_TO DO_.
Copy, from the entries below, each line where the word "деталь" can be found.

_RECORDED INFORMATION_.
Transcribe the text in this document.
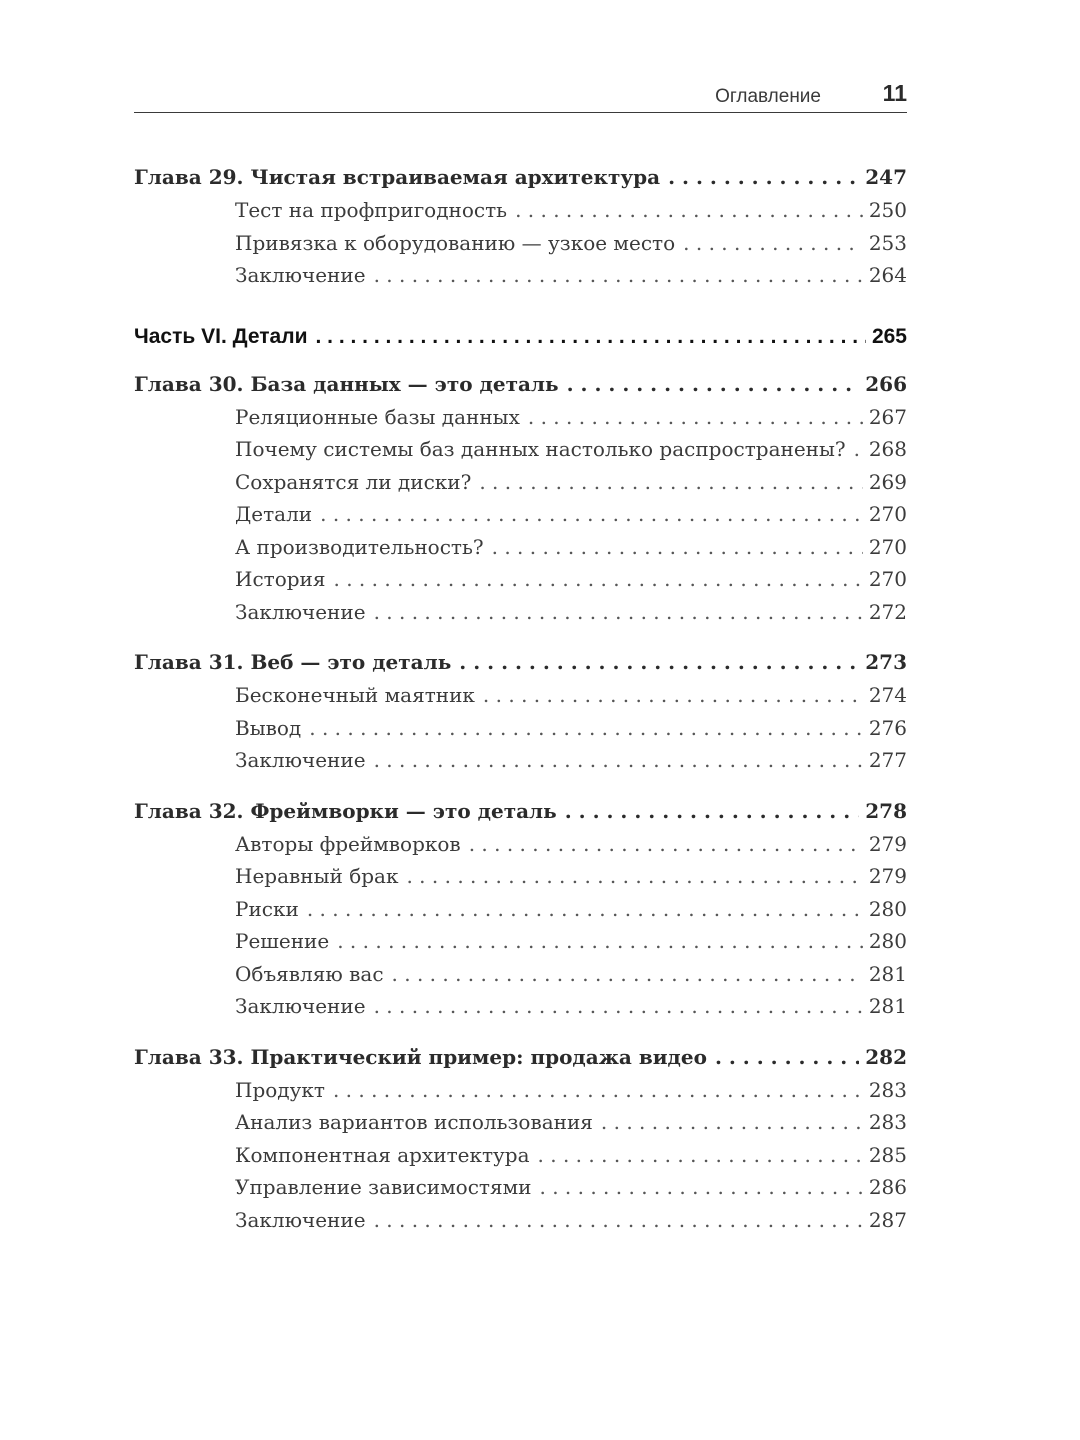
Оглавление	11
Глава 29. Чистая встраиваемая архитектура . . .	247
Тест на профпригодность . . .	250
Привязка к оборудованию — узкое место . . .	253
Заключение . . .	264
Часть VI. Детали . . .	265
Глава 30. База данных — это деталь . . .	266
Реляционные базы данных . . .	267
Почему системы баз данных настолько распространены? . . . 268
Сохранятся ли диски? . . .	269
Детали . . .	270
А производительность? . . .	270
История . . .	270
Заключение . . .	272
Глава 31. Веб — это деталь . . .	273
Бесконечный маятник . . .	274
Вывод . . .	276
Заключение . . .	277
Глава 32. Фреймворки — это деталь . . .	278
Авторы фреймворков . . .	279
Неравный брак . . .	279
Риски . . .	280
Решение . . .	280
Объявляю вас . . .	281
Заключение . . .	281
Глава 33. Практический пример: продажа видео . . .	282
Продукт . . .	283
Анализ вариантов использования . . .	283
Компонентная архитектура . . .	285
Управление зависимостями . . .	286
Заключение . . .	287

* * *

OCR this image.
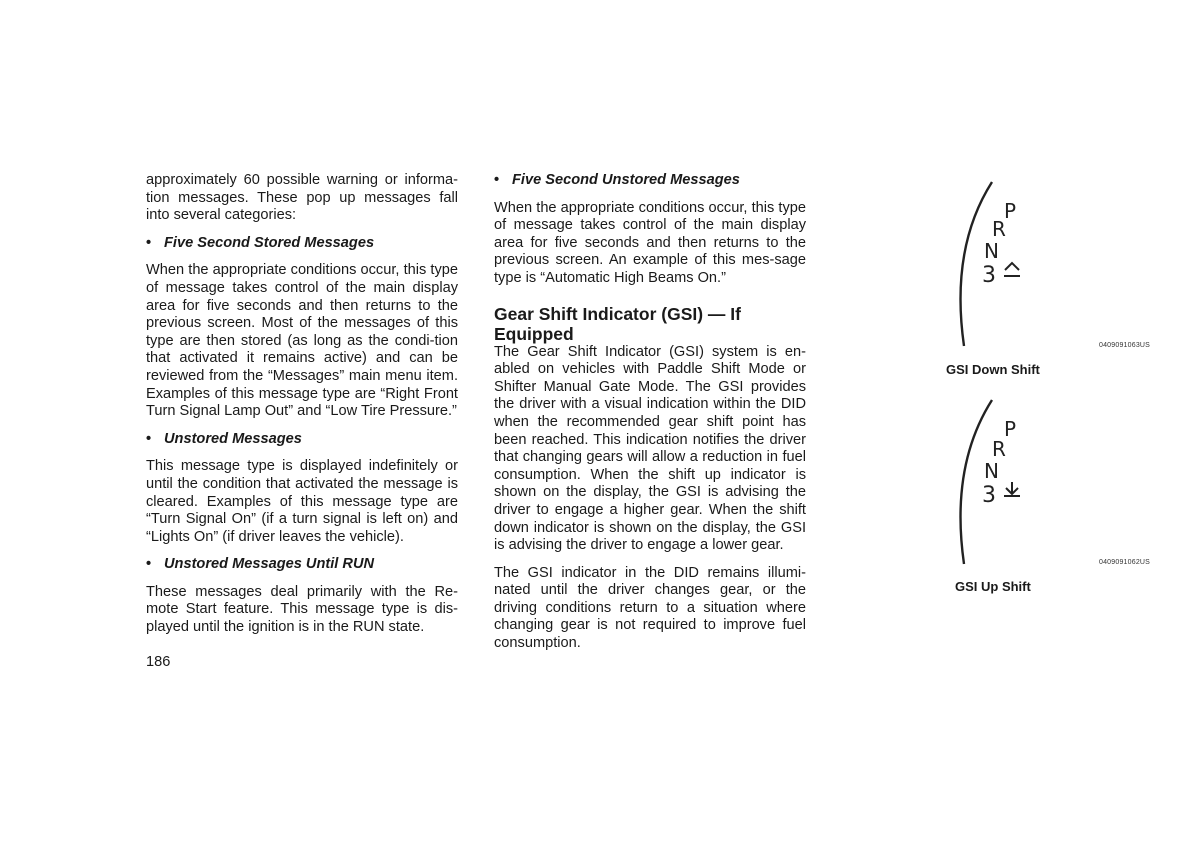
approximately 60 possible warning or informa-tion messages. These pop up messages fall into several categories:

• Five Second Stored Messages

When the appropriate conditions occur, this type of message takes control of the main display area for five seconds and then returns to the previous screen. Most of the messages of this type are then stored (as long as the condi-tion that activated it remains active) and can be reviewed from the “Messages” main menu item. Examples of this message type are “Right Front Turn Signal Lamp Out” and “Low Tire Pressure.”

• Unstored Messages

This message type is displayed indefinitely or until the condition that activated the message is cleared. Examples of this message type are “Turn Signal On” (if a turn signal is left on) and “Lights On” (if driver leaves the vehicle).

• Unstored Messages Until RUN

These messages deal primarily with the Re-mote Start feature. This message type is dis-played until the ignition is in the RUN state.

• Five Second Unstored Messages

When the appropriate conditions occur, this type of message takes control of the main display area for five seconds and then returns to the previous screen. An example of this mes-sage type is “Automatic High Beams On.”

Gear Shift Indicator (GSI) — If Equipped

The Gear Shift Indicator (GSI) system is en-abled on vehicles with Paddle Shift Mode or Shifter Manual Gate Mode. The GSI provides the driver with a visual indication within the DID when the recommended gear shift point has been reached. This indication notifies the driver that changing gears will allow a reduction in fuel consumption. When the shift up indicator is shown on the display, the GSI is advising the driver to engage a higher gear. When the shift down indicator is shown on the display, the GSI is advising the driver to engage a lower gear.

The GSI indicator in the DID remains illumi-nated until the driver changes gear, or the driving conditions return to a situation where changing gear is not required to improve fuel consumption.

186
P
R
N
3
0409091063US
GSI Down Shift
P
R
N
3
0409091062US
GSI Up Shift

--

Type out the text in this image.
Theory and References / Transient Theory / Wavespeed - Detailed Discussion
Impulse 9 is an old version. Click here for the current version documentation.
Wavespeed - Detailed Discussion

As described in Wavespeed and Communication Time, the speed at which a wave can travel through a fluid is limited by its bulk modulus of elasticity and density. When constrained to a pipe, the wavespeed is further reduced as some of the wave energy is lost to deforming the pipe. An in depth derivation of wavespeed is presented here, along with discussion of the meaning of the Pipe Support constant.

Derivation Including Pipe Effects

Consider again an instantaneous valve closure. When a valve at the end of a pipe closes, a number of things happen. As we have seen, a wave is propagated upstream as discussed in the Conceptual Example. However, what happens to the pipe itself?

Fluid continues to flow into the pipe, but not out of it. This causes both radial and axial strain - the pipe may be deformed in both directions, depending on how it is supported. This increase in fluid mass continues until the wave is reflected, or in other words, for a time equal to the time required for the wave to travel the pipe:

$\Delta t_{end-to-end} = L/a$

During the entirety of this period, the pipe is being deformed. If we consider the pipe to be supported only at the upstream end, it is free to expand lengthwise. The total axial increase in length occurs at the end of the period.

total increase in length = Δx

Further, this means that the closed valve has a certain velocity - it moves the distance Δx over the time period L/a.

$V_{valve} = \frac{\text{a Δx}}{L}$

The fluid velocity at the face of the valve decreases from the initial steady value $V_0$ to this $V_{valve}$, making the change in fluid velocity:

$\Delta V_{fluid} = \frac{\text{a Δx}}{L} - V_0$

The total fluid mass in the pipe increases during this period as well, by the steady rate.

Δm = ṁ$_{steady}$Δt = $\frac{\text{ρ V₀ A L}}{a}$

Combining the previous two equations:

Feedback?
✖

_COMPLETED TASK_.
Глава 30. База данных — это деталь . . .	266
Глава 31. Веб — это деталь . . .	273
Глава 32. Фреймворки — это деталь . . .	278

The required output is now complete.